Data —
'''

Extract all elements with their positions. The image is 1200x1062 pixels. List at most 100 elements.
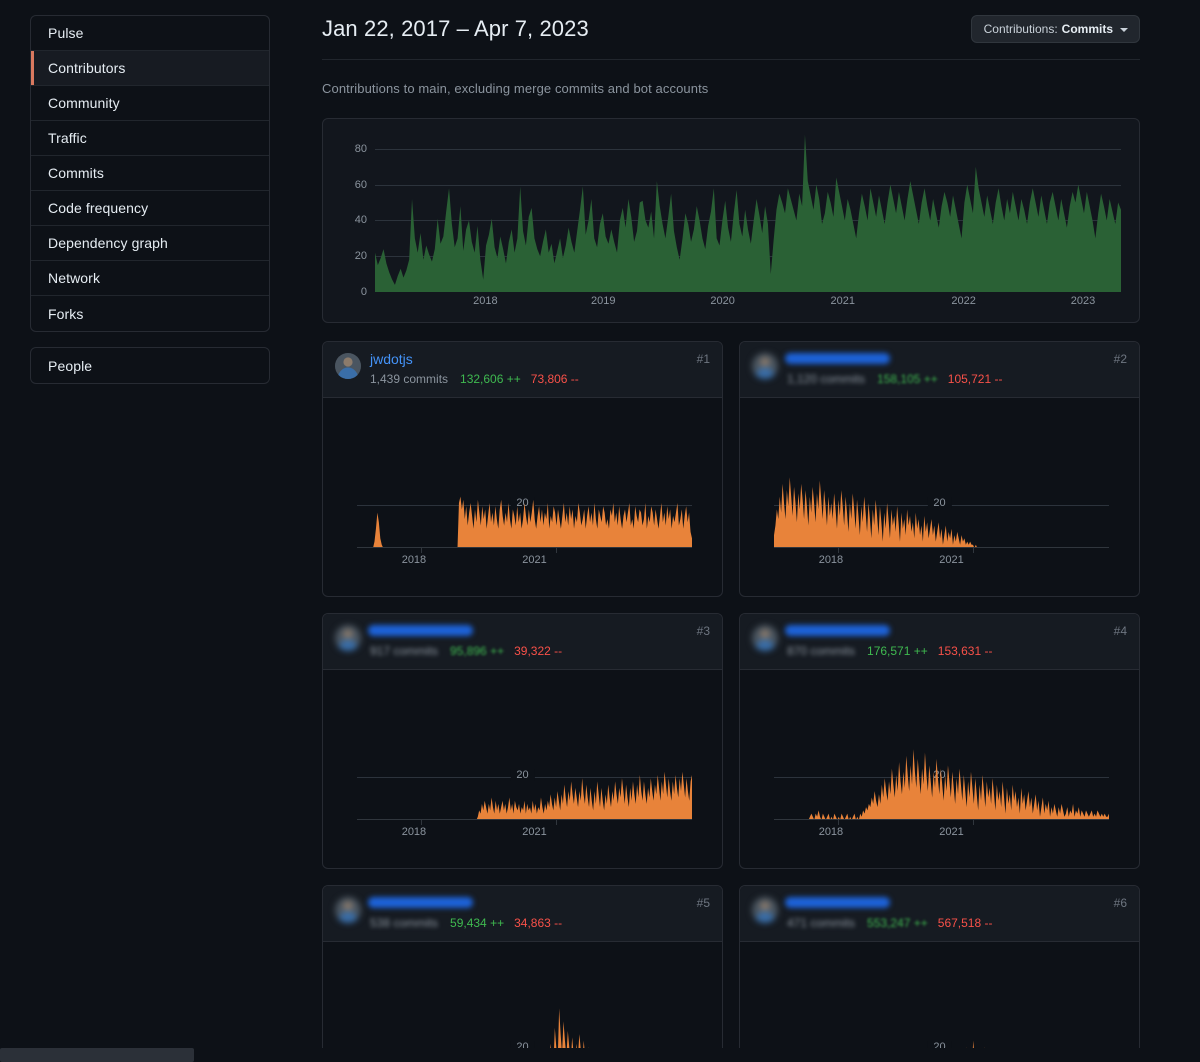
- sparkline-wrap: 2020182021: [752, 398, 1127, 596]
- commit-count: 870 commits: [787, 644, 856, 658]
- sidebar-item-label: Network: [48, 270, 101, 286]
- sparkline-plot-area: [774, 458, 1109, 548]
- contributor-username-link[interactable]: redacted-user-5: [368, 895, 473, 911]
- commit-count: 1,439 commits: [370, 372, 449, 386]
- x-axis-tick-label: 2021: [830, 295, 855, 307]
- sidebar-item-traffic[interactable]: Traffic: [31, 121, 269, 156]
- contributor-meta: redacted-user-5 538 commits 59,434 ++ 34,86…: [368, 895, 710, 931]
- avatar[interactable]: [335, 625, 361, 651]
- contributors-grid: jwdotjs 1,439 commits 132,606 ++ 73,806 -- #…: [322, 341, 1140, 1062]
- sidebar-item-label: Pulse: [48, 25, 84, 41]
- contributor-header: redacted-user-6 471 commits 553,247 ++ 567,…: [740, 886, 1139, 942]
- contributor-header: redacted-user-3 917 commits 95,896 ++ 39,32…: [323, 614, 722, 670]
- avatar[interactable]: [335, 897, 361, 923]
- contributor-header: redacted-user-4 870 commits 176,571 ++ 153,…: [740, 614, 1139, 670]
- sidebar-item-community[interactable]: Community: [31, 86, 269, 121]
- page-header: Jan 22, 2017 – Apr 7, 2023 Contributions…: [322, 15, 1140, 60]
- sparkline-tick-mark: [972, 820, 974, 825]
- contributor-sparkline-chart: 2020182021: [740, 670, 1139, 868]
- page-title: Jan 22, 2017 – Apr 7, 2023: [322, 16, 589, 41]
- contributor-rank: #4: [1113, 624, 1127, 638]
- contributor-username-link[interactable]: redacted-user-2: [785, 351, 890, 367]
- commit-count: 471 commits: [787, 916, 856, 930]
- contributor-rank: #5: [696, 896, 710, 910]
- additions-count: 95,896 ++: [450, 644, 505, 658]
- sparkline-plot-area: [357, 458, 692, 548]
- x-axis-tick-label: 2022: [951, 295, 976, 307]
- x-axis-tick-label: 2023: [1070, 295, 1096, 307]
- sparkline-x-tick-label: 2021: [939, 554, 964, 566]
- chart-y-axis: 0 20 40 60 80: [341, 131, 373, 298]
- sparkline-baseline: [357, 547, 692, 548]
- contributor-card: redacted-user-5 538 commits 59,434 ++ 34,86…: [322, 885, 723, 1062]
- sparkline-x-axis: 2018 2021: [357, 826, 692, 842]
- sidebar-item-pulse[interactable]: Pulse: [31, 16, 269, 51]
- y-axis-tick-label: 40: [354, 214, 367, 227]
- sparkline-wrap: 2020182021: [752, 942, 1127, 1062]
- additions-count: 59,434 ++: [450, 916, 505, 930]
- contributor-sparkline-chart: 2020182021: [323, 670, 722, 868]
- contributor-sparkline-chart: 2020182021: [740, 398, 1139, 596]
- contributor-username-link[interactable]: redacted-user-3: [368, 623, 473, 639]
- commit-count: 538 commits: [370, 916, 439, 930]
- additions-count: 158,105 ++: [877, 372, 938, 386]
- sparkline-tick-mark: [972, 548, 974, 553]
- sparkline-x-axis: 2018 2021: [357, 554, 692, 570]
- sparkline-tick-mark: [420, 820, 422, 825]
- sidebar-item-label: Forks: [48, 305, 84, 322]
- avatar[interactable]: [335, 353, 361, 379]
- x-axis-tick-label: 2020: [710, 295, 735, 307]
- sparkline-tick-mark: [837, 548, 839, 553]
- contributor-stats: 538 commits 59,434 ++ 34,863 --: [370, 916, 710, 931]
- avatar[interactable]: [752, 353, 778, 379]
- additions-count: 176,571 ++: [867, 644, 928, 658]
- contributions-type-dropdown[interactable]: Contributions: Commits: [970, 15, 1140, 43]
- avatar[interactable]: [752, 625, 778, 651]
- sparkline-x-tick-label: 2018: [818, 554, 844, 566]
- contributor-rank: #3: [696, 624, 710, 638]
- avatar[interactable]: [752, 897, 778, 923]
- contributor-card: redacted-user-2 1,120 commits 158,105 ++ 10…: [739, 341, 1140, 597]
- sidebar-item-contributors[interactable]: Contributors: [31, 51, 269, 86]
- sidebar-item-people[interactable]: People: [31, 348, 269, 383]
- deletions-count: 73,806 --: [530, 372, 579, 386]
- main-content: Jan 22, 2017 – Apr 7, 2023 Contributions…: [300, 0, 1200, 1062]
- contributor-rank: #6: [1113, 896, 1127, 910]
- y-axis-tick-label: 80: [354, 142, 367, 155]
- deletions-count: 39,322 --: [514, 644, 563, 658]
- sparkline-wrap: 2020182021: [335, 398, 710, 596]
- deletions-count: 153,631 --: [937, 644, 993, 658]
- contributor-username-link[interactable]: jwdotjs: [370, 351, 413, 367]
- contributor-username-link[interactable]: redacted-user-4: [785, 623, 890, 639]
- contributor-sparkline-chart: 2020182021: [323, 398, 722, 596]
- commit-count: 1,120 commits: [787, 372, 866, 386]
- commit-count: 917 commits: [370, 644, 439, 658]
- sparkline-x-tick-label: 2018: [401, 826, 427, 838]
- contributor-header: redacted-user-5 538 commits 59,434 ++ 34,86…: [323, 886, 722, 942]
- horizontal-scrollbar[interactable]: [0, 1048, 1200, 1062]
- sidebar-item-label: Community: [48, 95, 120, 111]
- x-axis-tick-label: 2019: [591, 295, 616, 307]
- contributor-meta: redacted-user-6 471 commits 553,247 ++ 567,…: [785, 895, 1127, 931]
- contributor-stats: 917 commits 95,896 ++ 39,322 --: [370, 644, 710, 659]
- scrollbar-thumb[interactable]: [0, 1048, 194, 1062]
- sidebar-item-commits[interactable]: Commits: [31, 156, 269, 191]
- contributor-stats: 471 commits 553,247 ++ 567,518 --: [787, 916, 1127, 931]
- contributor-username-link[interactable]: redacted-user-6: [785, 895, 890, 911]
- insights-nav: Pulse Contributors Community Traffic Commits…: [30, 15, 270, 332]
- sidebar-item-forks[interactable]: Forks: [31, 296, 269, 331]
- sidebar-item-network[interactable]: Network: [31, 261, 269, 296]
- sparkline-wrap: 2020182021: [752, 670, 1127, 868]
- sparkline-tick-mark: [420, 548, 422, 553]
- people-nav: People: [30, 347, 270, 384]
- contributor-card: redacted-user-3 917 commits 95,896 ++ 39,32…: [322, 613, 723, 869]
- sidebar-item-dependency-graph[interactable]: Dependency graph: [31, 226, 269, 261]
- contributions-chart: 0 20 40 60 80 2018 2019 2020 2021 2022 2023: [341, 131, 1121, 314]
- sparkline-x-tick-label: 2021: [522, 554, 547, 566]
- sidebar-item-code-frequency[interactable]: Code frequency: [31, 191, 269, 226]
- sparkline-plot-area: [357, 730, 692, 820]
- additions-count: 553,247 ++: [867, 916, 928, 930]
- contributor-rank: #1: [696, 352, 710, 366]
- sparkline-x-tick-label: 2021: [522, 826, 547, 838]
- chart-x-axis: 2018 2019 2020 2021 2022 2023: [375, 292, 1121, 314]
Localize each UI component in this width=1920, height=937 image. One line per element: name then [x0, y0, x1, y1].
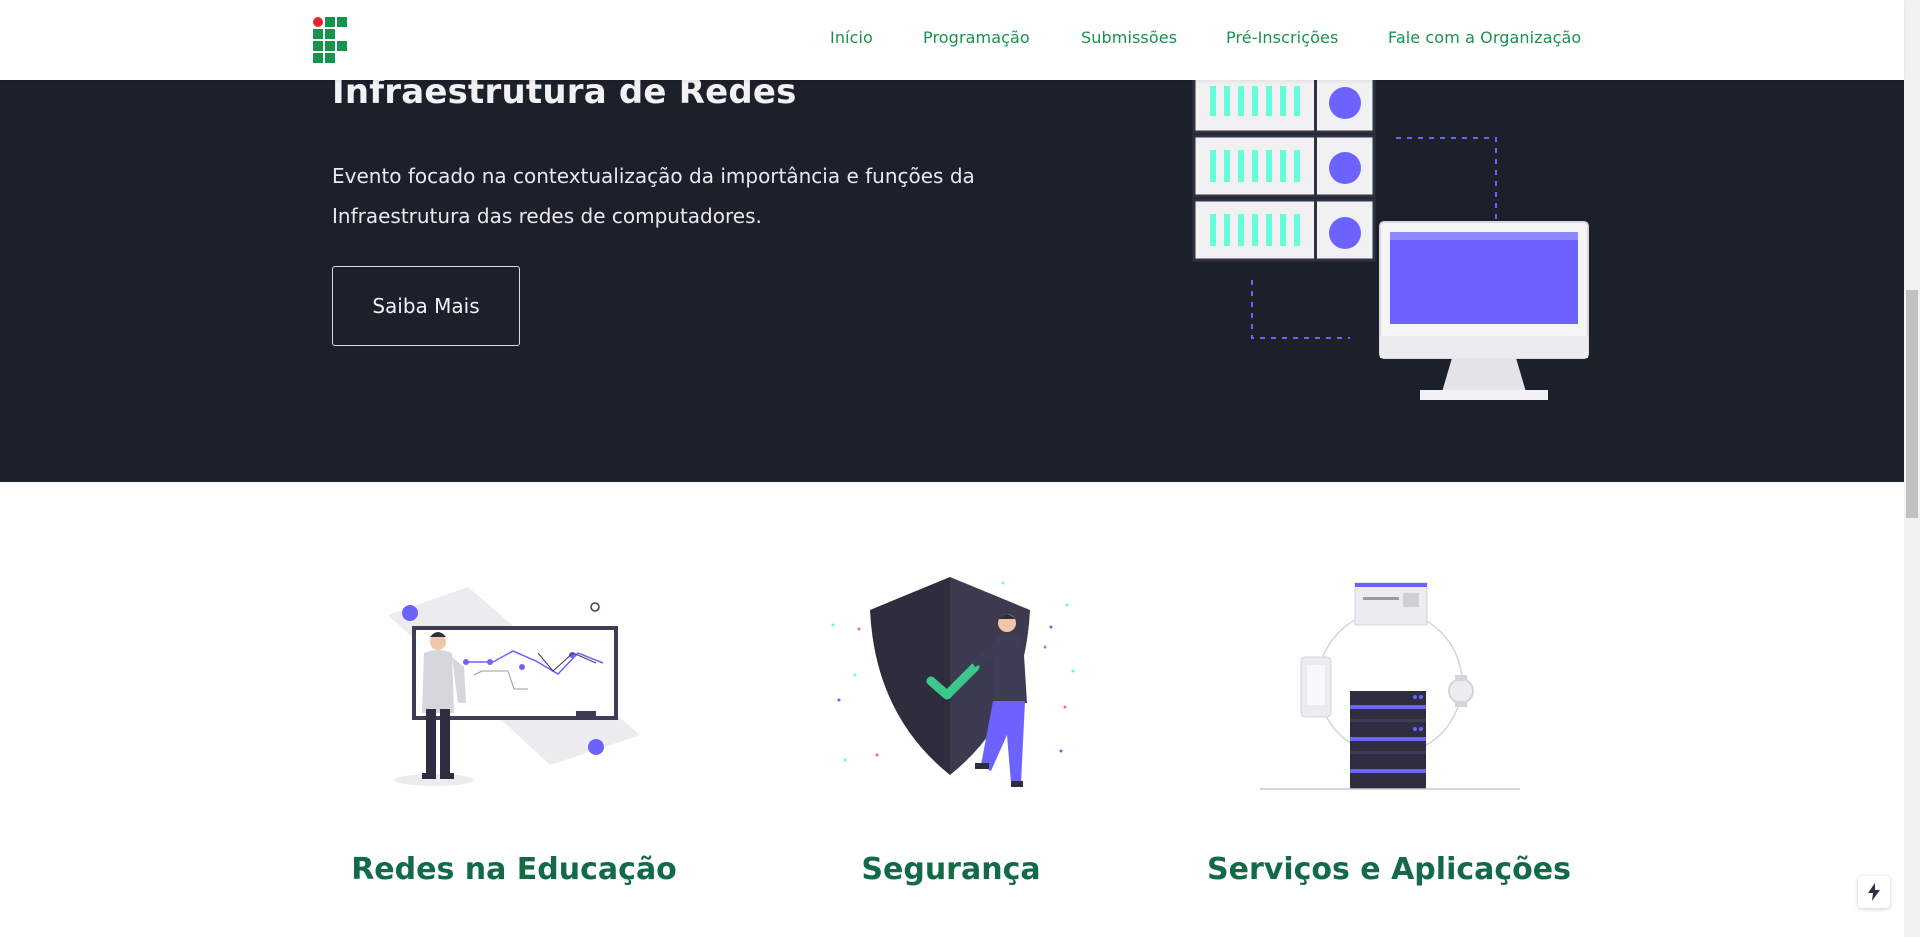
nav-link-fale-com-organizacao[interactable]: Fale com a Organização — [1388, 28, 1581, 47]
nav-link-programacao[interactable]: Programação — [923, 28, 1030, 47]
hero-description: Evento focado na contextualização da imp… — [332, 164, 975, 228]
feature-title-seguranca: Segurança — [861, 852, 1041, 887]
scrollbar-thumb[interactable] — [1906, 290, 1918, 518]
nav-link-inicio[interactable]: Início — [830, 28, 873, 47]
saiba-mais-button[interactable]: Saiba Mais — [332, 266, 520, 346]
lightning-glyph-icon — [1868, 883, 1880, 901]
page-scrollbar[interactable] — [1904, 0, 1920, 937]
nav-link-submissoes[interactable]: Submissões — [1081, 28, 1177, 47]
monitor — [1379, 221, 1589, 400]
security-shield-illustration — [831, 577, 1075, 787]
feature-title-servicos-e-aplicacoes: Serviços e Aplicações — [1207, 852, 1571, 887]
server-monitor-illustration — [1192, 80, 1589, 400]
hero-title: Infraestrutura de Redes — [332, 80, 797, 112]
teaching-board-illustration — [388, 587, 640, 786]
site-header: Início Programação Submissões Pré-Inscri… — [0, 0, 1904, 80]
institute-logo[interactable] — [312, 16, 348, 64]
server-rack — [1192, 80, 1376, 262]
lightning-icon[interactable] — [1858, 876, 1890, 908]
nav-link-pre-inscricoes[interactable]: Pré-Inscrições — [1226, 28, 1338, 47]
feature-title-redes-na-educacao: Redes na Educação — [351, 852, 677, 887]
hero-section: Infraestrutura de Redes Evento focado na… — [0, 80, 1904, 482]
server-devices-illustration — [1260, 582, 1520, 790]
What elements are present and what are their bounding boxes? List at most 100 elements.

'''

What the task asks — Reproduce verbatim the lines from the items above, beginning with the line that contains "nav-link-fale-com-organizacao[interactable]: Fale com" and continuing through the line that contains "feature-title-seguranca: Segurança —", with both of those lines included.

Result —
nav-link-fale-com-organizacao[interactable]: Fale com a Organização — [1388, 28, 1581, 47]
nav-link-programacao[interactable]: Programação — [923, 28, 1030, 47]
hero-description: Evento focado na contextualização da imp… — [332, 164, 975, 228]
feature-title-seguranca: Segurança — [861, 852, 1041, 887]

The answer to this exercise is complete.